TEXT BLOCK ▸
While the album definitely has its strong tracks, I feel the band were inexperienced with writing what they wanted to create. At times the album comes across as a little phony and poorly pieced together - in some parts experimental. This could though just be a sign that the band are finding their feet in what could still be the next step of their careers, since they can’t go on for ever making cheery pop-rock about promiscuity and drinking, can they?

Document layout analysis data:
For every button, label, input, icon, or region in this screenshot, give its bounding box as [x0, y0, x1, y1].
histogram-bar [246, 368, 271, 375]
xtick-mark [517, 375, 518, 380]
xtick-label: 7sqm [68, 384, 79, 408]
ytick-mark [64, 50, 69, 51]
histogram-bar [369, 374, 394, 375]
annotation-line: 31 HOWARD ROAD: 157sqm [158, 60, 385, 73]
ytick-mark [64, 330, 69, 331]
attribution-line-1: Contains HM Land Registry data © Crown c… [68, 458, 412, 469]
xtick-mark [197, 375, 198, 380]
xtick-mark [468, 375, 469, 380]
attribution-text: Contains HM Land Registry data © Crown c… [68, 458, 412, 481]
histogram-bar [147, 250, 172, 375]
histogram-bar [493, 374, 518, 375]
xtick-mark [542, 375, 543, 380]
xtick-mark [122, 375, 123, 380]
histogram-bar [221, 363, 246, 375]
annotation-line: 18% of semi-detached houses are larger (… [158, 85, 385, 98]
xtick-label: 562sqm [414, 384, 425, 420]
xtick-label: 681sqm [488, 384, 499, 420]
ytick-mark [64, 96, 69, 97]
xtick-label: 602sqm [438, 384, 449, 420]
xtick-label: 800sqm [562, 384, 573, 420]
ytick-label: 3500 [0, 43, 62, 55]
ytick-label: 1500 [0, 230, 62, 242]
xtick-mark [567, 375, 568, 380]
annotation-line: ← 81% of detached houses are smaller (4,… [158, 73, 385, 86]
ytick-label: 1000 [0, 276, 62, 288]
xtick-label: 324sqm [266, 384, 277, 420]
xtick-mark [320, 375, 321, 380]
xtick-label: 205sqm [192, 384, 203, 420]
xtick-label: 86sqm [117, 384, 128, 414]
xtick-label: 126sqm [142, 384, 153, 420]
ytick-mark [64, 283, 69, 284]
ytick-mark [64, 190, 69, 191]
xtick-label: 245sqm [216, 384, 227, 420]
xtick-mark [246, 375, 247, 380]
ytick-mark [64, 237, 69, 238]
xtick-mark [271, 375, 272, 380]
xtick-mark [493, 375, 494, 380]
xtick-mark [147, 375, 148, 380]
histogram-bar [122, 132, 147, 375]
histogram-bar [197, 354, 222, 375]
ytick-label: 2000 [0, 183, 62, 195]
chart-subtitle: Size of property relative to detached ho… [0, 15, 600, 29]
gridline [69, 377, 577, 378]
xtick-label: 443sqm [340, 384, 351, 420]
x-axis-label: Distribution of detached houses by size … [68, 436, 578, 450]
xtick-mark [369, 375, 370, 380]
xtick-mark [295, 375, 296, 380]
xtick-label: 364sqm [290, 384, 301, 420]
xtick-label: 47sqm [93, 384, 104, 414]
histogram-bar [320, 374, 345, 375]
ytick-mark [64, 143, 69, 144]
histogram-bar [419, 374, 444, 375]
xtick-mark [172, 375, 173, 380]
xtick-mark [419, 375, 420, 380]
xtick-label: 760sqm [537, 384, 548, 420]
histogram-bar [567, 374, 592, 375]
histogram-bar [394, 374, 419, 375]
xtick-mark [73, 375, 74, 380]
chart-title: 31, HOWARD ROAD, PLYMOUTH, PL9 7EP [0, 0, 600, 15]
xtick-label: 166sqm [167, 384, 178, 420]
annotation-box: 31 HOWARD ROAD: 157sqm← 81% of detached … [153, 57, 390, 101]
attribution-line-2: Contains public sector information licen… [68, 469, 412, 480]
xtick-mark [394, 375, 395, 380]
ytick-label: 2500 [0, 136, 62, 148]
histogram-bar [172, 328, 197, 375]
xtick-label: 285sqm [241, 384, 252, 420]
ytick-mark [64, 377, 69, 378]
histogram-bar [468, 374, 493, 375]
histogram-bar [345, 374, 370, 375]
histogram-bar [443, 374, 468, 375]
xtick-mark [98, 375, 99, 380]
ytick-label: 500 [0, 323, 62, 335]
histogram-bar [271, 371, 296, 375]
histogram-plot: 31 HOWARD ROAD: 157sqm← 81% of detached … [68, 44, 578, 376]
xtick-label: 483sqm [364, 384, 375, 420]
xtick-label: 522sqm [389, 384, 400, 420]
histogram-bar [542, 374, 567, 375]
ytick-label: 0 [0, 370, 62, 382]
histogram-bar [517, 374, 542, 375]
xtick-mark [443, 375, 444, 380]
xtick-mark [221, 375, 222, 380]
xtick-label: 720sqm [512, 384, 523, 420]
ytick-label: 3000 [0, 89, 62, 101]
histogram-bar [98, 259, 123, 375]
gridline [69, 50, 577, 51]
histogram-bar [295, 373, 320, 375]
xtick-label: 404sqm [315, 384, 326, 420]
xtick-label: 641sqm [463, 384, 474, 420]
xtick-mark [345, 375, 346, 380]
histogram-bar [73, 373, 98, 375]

DIRECTIONS ▸ Write out the album review starting at "While the album" and ending at "drinking, can they?", substituting "record" for every "album".

EXERCISE RESULT ▸
While the record definitely has its strong tracks, I feel the band were inexperienced with writing what they wanted to create. At times the record comes across as a little phony and poorly pieced together - in some parts experimental. This could though just be a sign that the band are finding their feet in what could still be the next step of their careers, since they can’t go on for ever making cheery pop-rock about promiscuity and drinking, can they?